■ **Exercise**
Provide an exact copy of the data, excluding the images.

■ **Materials provided**
-- START --

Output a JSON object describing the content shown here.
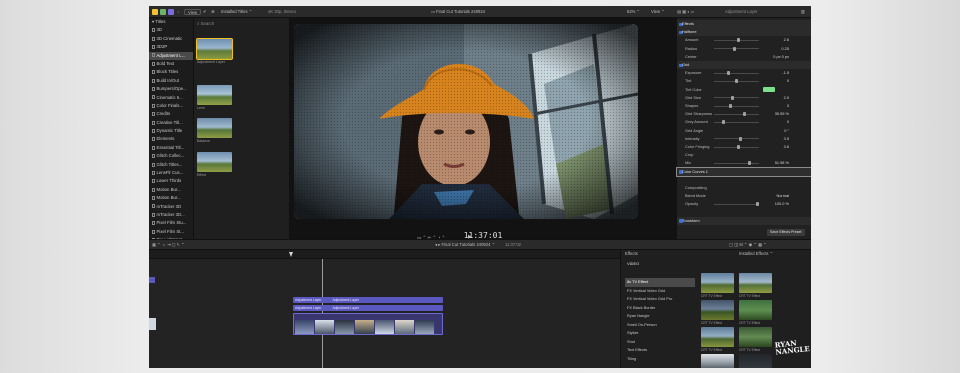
{
  "colors": {
    "accent": "#3b6fd6",
    "clip_purple": "#5b58c0",
    "selection": "#4a4a4a",
    "hat_orange": "#d8841e"
  },
  "toolbar": {
    "view_label": "View",
    "browser_title": "Installed Titles",
    "format_info": "4K 30p, Stereo",
    "project_title": "Final Cut Tutorials 240924",
    "zoom": "62%",
    "view_menu": "View",
    "inspector_title": "Adjustment Layer"
  },
  "library": {
    "title": "Titles",
    "items": [
      "3D",
      "3D Cinematic",
      "3D2P",
      "Adjustment L...",
      "Bold Text",
      "Block Titles",
      "Build In/Out",
      "Bumpers/Ope...",
      "Cinematic 6...",
      "Color Finals...",
      "Credits",
      "Creative Titl...",
      "Dynamic Title",
      "Elements",
      "Essential Titl...",
      "Glitch Collec...",
      "Glitch Titles...",
      "LensFlr Cus...",
      "Lower Thirds",
      "Motion Bur...",
      "Motion Bur...",
      "mTracker 3D",
      "mTracker 3D...",
      "Pixel Film Stu...",
      "Pixel Film St...",
      "Pro Lightspot..."
    ]
  },
  "browser": {
    "search_placeholder": "Search",
    "thumbs": [
      "Adjustment Layer",
      "Lens",
      "Balance",
      "Effect"
    ]
  },
  "viewer": {
    "timecode": "11:37:01"
  },
  "inspector": {
    "rows": [
      {
        "label": "Effects",
        "value": "",
        "type": "hdr"
      },
      {
        "label": "Halftone",
        "value": "",
        "type": "hdr"
      },
      {
        "label": "Amount",
        "value": "2.6",
        "type": "slider",
        "knob": 0.55
      },
      {
        "label": "Radius",
        "value": "0.25",
        "type": "slider",
        "knob": 0.45
      },
      {
        "label": "Center",
        "value": "0 px   0 px",
        "type": "plain"
      },
      {
        "label": "Grid",
        "value": "",
        "type": "hdr"
      },
      {
        "label": "Exposure",
        "value": "-1.5",
        "type": "slider",
        "knob": 0.3
      },
      {
        "label": "Tint",
        "value": "0",
        "type": "slider",
        "knob": 0.5
      },
      {
        "label": "Tint Color",
        "value": "",
        "type": "color"
      },
      {
        "label": "Grid Size",
        "value": "2.9",
        "type": "slider",
        "knob": 0.4
      },
      {
        "label": "Shapes",
        "value": "3",
        "type": "slider",
        "knob": 0.35
      },
      {
        "label": "Grid Sharpness",
        "value": "35.59 %",
        "type": "slider",
        "knob": 0.7
      },
      {
        "label": "Grey Amount",
        "value": "0",
        "type": "slider",
        "knob": 0.2
      },
      {
        "label": "Grid Angle",
        "value": "0 °",
        "type": "plain"
      },
      {
        "label": "Intensity",
        "value": "3.5",
        "type": "slider",
        "knob": 0.6
      },
      {
        "label": "Color Fringing",
        "value": "3.6",
        "type": "slider",
        "knob": 0.55
      },
      {
        "label": "Crop",
        "value": "",
        "type": "plain"
      },
      {
        "label": "Mix",
        "value": "51.98 %",
        "type": "slider",
        "knob": 0.8
      },
      {
        "label": "Color Curves 1",
        "value": "",
        "type": "hdr"
      },
      {
        "label": "",
        "value": "",
        "type": "plain"
      },
      {
        "label": "Compositing",
        "value": "",
        "type": "plain"
      },
      {
        "label": "Blend Mode",
        "value": "Normal",
        "type": "plain"
      },
      {
        "label": "Opacity",
        "value": "100.0 %",
        "type": "slider",
        "knob": 1.0
      },
      {
        "label": "",
        "value": "",
        "type": "plain"
      },
      {
        "label": "Transform",
        "value": "",
        "type": "hdr"
      }
    ],
    "save_button": "Save Effects Preset"
  },
  "timeline": {
    "project_title": "Final Cut Tutorials 240924",
    "duration": "11:37:02",
    "clip_labels": [
      "Adjustment Layer",
      "Adjustment Layer",
      "Adjustment Layer",
      "Adjustment Layer"
    ]
  },
  "effects": {
    "header_label": "Effects",
    "installed_label": "Installed Effects",
    "category_title": "VIDEO",
    "categories": [
      "8x TV Effect",
      "FX Vertical Video Grid",
      "FX Vertical Video Grid Pro",
      "FX Black Border",
      "Ryan Nangle",
      "Smell On-Person",
      "Stylize",
      "Shot",
      "Text Effects",
      "Tiling"
    ],
    "thumbs": [
      "CRT TV Effect",
      "CRT TV Effect",
      "CRT TV Effect",
      "CRT TV Effect",
      "CRT TV Effect",
      "CRT TV Effect",
      "CRT TV Effect",
      "CRT TV Effect"
    ],
    "watermark_text": "RYAN NANGLE"
  }
}
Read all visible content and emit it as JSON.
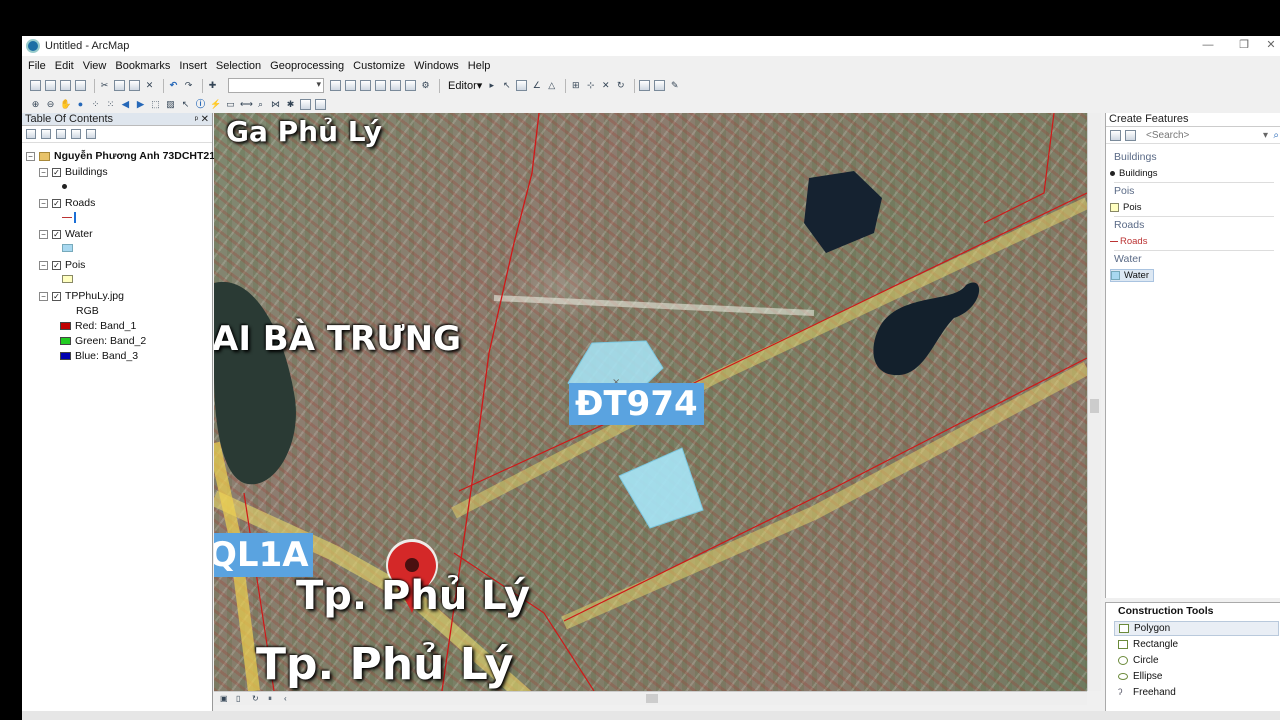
{
  "window": {
    "title": "Untitled - ArcMap",
    "min_label": "—",
    "max_label": "❐",
    "close_label": "✕"
  },
  "menu": [
    "File",
    "Edit",
    "View",
    "Bookmarks",
    "Insert",
    "Selection",
    "Geoprocessing",
    "Customize",
    "Windows",
    "Help"
  ],
  "toolbar": {
    "editor_label": "Editor▾"
  },
  "toc": {
    "title": "Table Of Contents",
    "map_name": "Nguyễn Phương Anh 73DCHT21",
    "layers": [
      {
        "name": "Buildings",
        "checked": true
      },
      {
        "name": "Roads",
        "checked": true
      },
      {
        "name": "Water",
        "checked": true
      },
      {
        "name": "Pois",
        "checked": true
      },
      {
        "name": "TPPhuLy.jpg",
        "checked": true
      }
    ],
    "raster": {
      "label": "RGB",
      "red": "Red:   Band_1",
      "green": "Green: Band_2",
      "blue": "Blue:  Band_3"
    },
    "colors": {
      "red": "#c00000",
      "green": "#22cc22",
      "blue": "#0000b0",
      "water": "#a8d8f0",
      "pois": "#ffffc0"
    }
  },
  "map": {
    "labels": {
      "ga_phu_ly": "Ga Phủ Lý",
      "hai_ba_trung": "AI BÀ TRƯNG",
      "dt974": "ĐT974",
      "ql1a": "QL1A",
      "tp_phu_ly_1": "Tp. Phủ Lý",
      "tp_phu_ly_2": "Tp. Phủ Lý"
    },
    "colors": {
      "water_fill": "#a6e4f5",
      "road_line": "#d01818",
      "road_highlight": "#f5e27a"
    }
  },
  "create_features": {
    "title": "Create Features",
    "search_placeholder": "<Search>",
    "groups": [
      {
        "name": "Buildings",
        "template": "Buildings"
      },
      {
        "name": "Pois",
        "template": "Pois"
      },
      {
        "name": "Roads",
        "template": "Roads"
      },
      {
        "name": "Water",
        "template": "Water"
      }
    ]
  },
  "construction_tools": {
    "title": "Construction Tools",
    "items": [
      "Polygon",
      "Rectangle",
      "Circle",
      "Ellipse",
      "Freehand"
    ]
  }
}
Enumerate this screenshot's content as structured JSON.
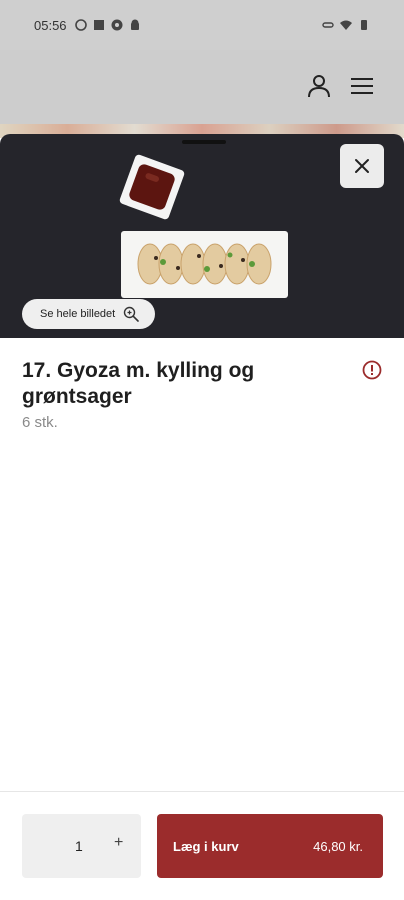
{
  "status_bar": {
    "time": "05:56"
  },
  "item": {
    "title": "17. Gyoza m. kylling og grøntsager",
    "subtitle": "6 stk."
  },
  "image_button": {
    "label": "Se hele billedet"
  },
  "quantity": {
    "value": "1",
    "plus": "+"
  },
  "cart_button": {
    "label": "Læg i kurv",
    "price": "46,80 kr."
  },
  "colors": {
    "accent": "#9b2c2c",
    "hero_bg": "#25252b",
    "overlay": "#cdcdcd"
  },
  "icons": [
    "user-icon",
    "menu-icon",
    "close-icon",
    "zoom-icon",
    "info-icon"
  ]
}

-- END --

■ **Answer to the problem**
Output a JSON object describing the content shown here.
{
  "colors": {
    "accent": "#3b6fd6",
    "clip_purple": "#5b58c0",
    "selection": "#4a4a4a",
    "hat_orange": "#d8841e"
  },
  "toolbar": {
    "view_label": "View",
    "browser_title": "Installed Titles",
    "format_info": "4K 30p, Stereo",
    "project_title": "Final Cut Tutorials 240924",
    "zoom": "62%",
    "view_menu": "View",
    "inspector_title": "Adjustment Layer"
  },
  "library": {
    "title": "Titles",
    "items": [
      "3D",
      "3D Cinematic",
      "3D2P",
      "Adjustment L...",
      "Bold Text",
      "Block Titles",
      "Build In/Out",
      "Bumpers/Ope...",
      "Cinematic 6...",
      "Color Finals...",
      "Credits",
      "Creative Titl...",
      "Dynamic Title",
      "Elements",
      "Essential Titl...",
      "Glitch Collec...",
      "Glitch Titles...",
      "LensFlr Cus...",
      "Lower Thirds",
      "Motion Bur...",
      "Motion Bur...",
      "mTracker 3D",
      "mTracker 3D...",
      "Pixel Film Stu...",
      "Pixel Film St...",
      "Pro Lightspot..."
    ]
  },
  "browser": {
    "search_placeholder": "Search",
    "thumbs": [
      "Adjustment Layer",
      "Lens",
      "Balance",
      "Effect"
    ]
  },
  "viewer": {
    "timecode": "11:37:01"
  },
  "inspector": {
    "rows": [
      {
        "label": "Effects",
        "value": "",
        "type": "hdr"
      },
      {
        "label": "Halftone",
        "value": "",
        "type": "hdr"
      },
      {
        "label": "Amount",
        "value": "2.6",
        "type": "slider",
        "knob": 0.55
      },
      {
        "label": "Radius",
        "value": "0.25",
        "type": "slider",
        "knob": 0.45
      },
      {
        "label": "Center",
        "value": "0 px   0 px",
        "type": "plain"
      },
      {
        "label": "Grid",
        "value": "",
        "type": "hdr"
      },
      {
        "label": "Exposure",
        "value": "-1.5",
        "type": "slider",
        "knob": 0.3
      },
      {
        "label": "Tint",
        "value": "0",
        "type": "slider",
        "knob": 0.5
      },
      {
        "label": "Tint Color",
        "value": "",
        "type": "color"
      },
      {
        "label": "Grid Size",
        "value": "2.9",
        "type": "slider",
        "knob": 0.4
      },
      {
        "label": "Shapes",
        "value": "3",
        "type": "slider",
        "knob": 0.35
      },
      {
        "label": "Grid Sharpness",
        "value": "35.59 %",
        "type": "slider",
        "knob": 0.7
      },
      {
        "label": "Grey Amount",
        "value": "0",
        "type": "slider",
        "knob": 0.2
      },
      {
        "label": "Grid Angle",
        "value": "0 °",
        "type": "plain"
      },
      {
        "label": "Intensity",
        "value": "3.5",
        "type": "slider",
        "knob": 0.6
      },
      {
        "label": "Color Fringing",
        "value": "3.6",
        "type": "slider",
        "knob": 0.55
      },
      {
        "label": "Crop",
        "value": "",
        "type": "plain"
      },
      {
        "label": "Mix",
        "value": "51.98 %",
        "type": "slider",
        "knob": 0.8
      },
      {
        "label": "Color Curves 1",
        "value": "",
        "type": "hdr"
      },
      {
        "label": "",
        "value": "",
        "type": "plain"
      },
      {
        "label": "Compositing",
        "value": "",
        "type": "plain"
      },
      {
        "label": "Blend Mode",
        "value": "Normal",
        "type": "plain"
      },
      {
        "label": "Opacity",
        "value": "100.0 %",
        "type": "slider",
        "knob": 1.0
      },
      {
        "label": "",
        "value": "",
        "type": "plain"
      },
      {
        "label": "Transform",
        "value": "",
        "type": "hdr"
      }
    ],
    "save_button": "Save Effects Preset"
  },
  "timeline": {
    "project_title": "Final Cut Tutorials 240924",
    "duration": "11:37:02",
    "clip_labels": [
      "Adjustment Layer",
      "Adjustment Layer",
      "Adjustment Layer",
      "Adjustment Layer"
    ]
  },
  "effects": {
    "header_label": "Effects",
    "installed_label": "Installed Effects",
    "category_title": "VIDEO",
    "categories": [
      "8x TV Effect",
      "FX Vertical Video Grid",
      "FX Vertical Video Grid Pro",
      "FX Black Border",
      "Ryan Nangle",
      "Smell On-Person",
      "Stylize",
      "Shot",
      "Text Effects",
      "Tiling"
    ],
    "thumbs": [
      "CRT TV Effect",
      "CRT TV Effect",
      "CRT TV Effect",
      "CRT TV Effect",
      "CRT TV Effect",
      "CRT TV Effect",
      "CRT TV Effect",
      "CRT TV Effect"
    ],
    "watermark_text": "RYAN NANGLE"
  }
}
Read all visible content and emit it as JSON.
{
  "window": {
    "title": "Untitled - ArcMap",
    "min_label": "—",
    "max_label": "❐",
    "close_label": "✕"
  },
  "menu": [
    "File",
    "Edit",
    "View",
    "Bookmarks",
    "Insert",
    "Selection",
    "Geoprocessing",
    "Customize",
    "Windows",
    "Help"
  ],
  "toolbar": {
    "editor_label": "Editor▾"
  },
  "toc": {
    "title": "Table Of Contents",
    "map_name": "Nguyễn Phương Anh 73DCHT21",
    "layers": [
      {
        "name": "Buildings",
        "checked": true
      },
      {
        "name": "Roads",
        "checked": true
      },
      {
        "name": "Water",
        "checked": true
      },
      {
        "name": "Pois",
        "checked": true
      },
      {
        "name": "TPPhuLy.jpg",
        "checked": true
      }
    ],
    "raster": {
      "label": "RGB",
      "red": "Red:   Band_1",
      "green": "Green: Band_2",
      "blue": "Blue:  Band_3"
    },
    "colors": {
      "red": "#c00000",
      "green": "#22cc22",
      "blue": "#0000b0",
      "water": "#a8d8f0",
      "pois": "#ffffc0"
    }
  },
  "map": {
    "labels": {
      "ga_phu_ly": "Ga Phủ Lý",
      "hai_ba_trung": "AI BÀ TRƯNG",
      "dt974": "ĐT974",
      "ql1a": "QL1A",
      "tp_phu_ly_1": "Tp. Phủ Lý",
      "tp_phu_ly_2": "Tp. Phủ Lý"
    },
    "colors": {
      "water_fill": "#a6e4f5",
      "road_line": "#d01818",
      "road_highlight": "#f5e27a"
    }
  },
  "create_features": {
    "title": "Create Features",
    "search_placeholder": "<Search>",
    "groups": [
      {
        "name": "Buildings",
        "template": "Buildings"
      },
      {
        "name": "Pois",
        "template": "Pois"
      },
      {
        "name": "Roads",
        "template": "Roads"
      },
      {
        "name": "Water",
        "template": "Water"
      }
    ]
  },
  "construction_tools": {
    "title": "Construction Tools",
    "items": [
      "Polygon",
      "Rectangle",
      "Circle",
      "Ellipse",
      "Freehand"
    ]
  }
}
Enumerate this screenshot's content as structured JSON.
{
  "status_bar": {
    "time": "05:56"
  },
  "item": {
    "title": "17. Gyoza m. kylling og grøntsager",
    "subtitle": "6 stk."
  },
  "image_button": {
    "label": "Se hele billedet"
  },
  "quantity": {
    "value": "1",
    "plus": "+"
  },
  "cart_button": {
    "label": "Læg i kurv",
    "price": "46,80 kr."
  },
  "colors": {
    "accent": "#9b2c2c",
    "hero_bg": "#25252b",
    "overlay": "#cdcdcd"
  },
  "icons": [
    "user-icon",
    "menu-icon",
    "close-icon",
    "zoom-icon",
    "info-icon"
  ]
}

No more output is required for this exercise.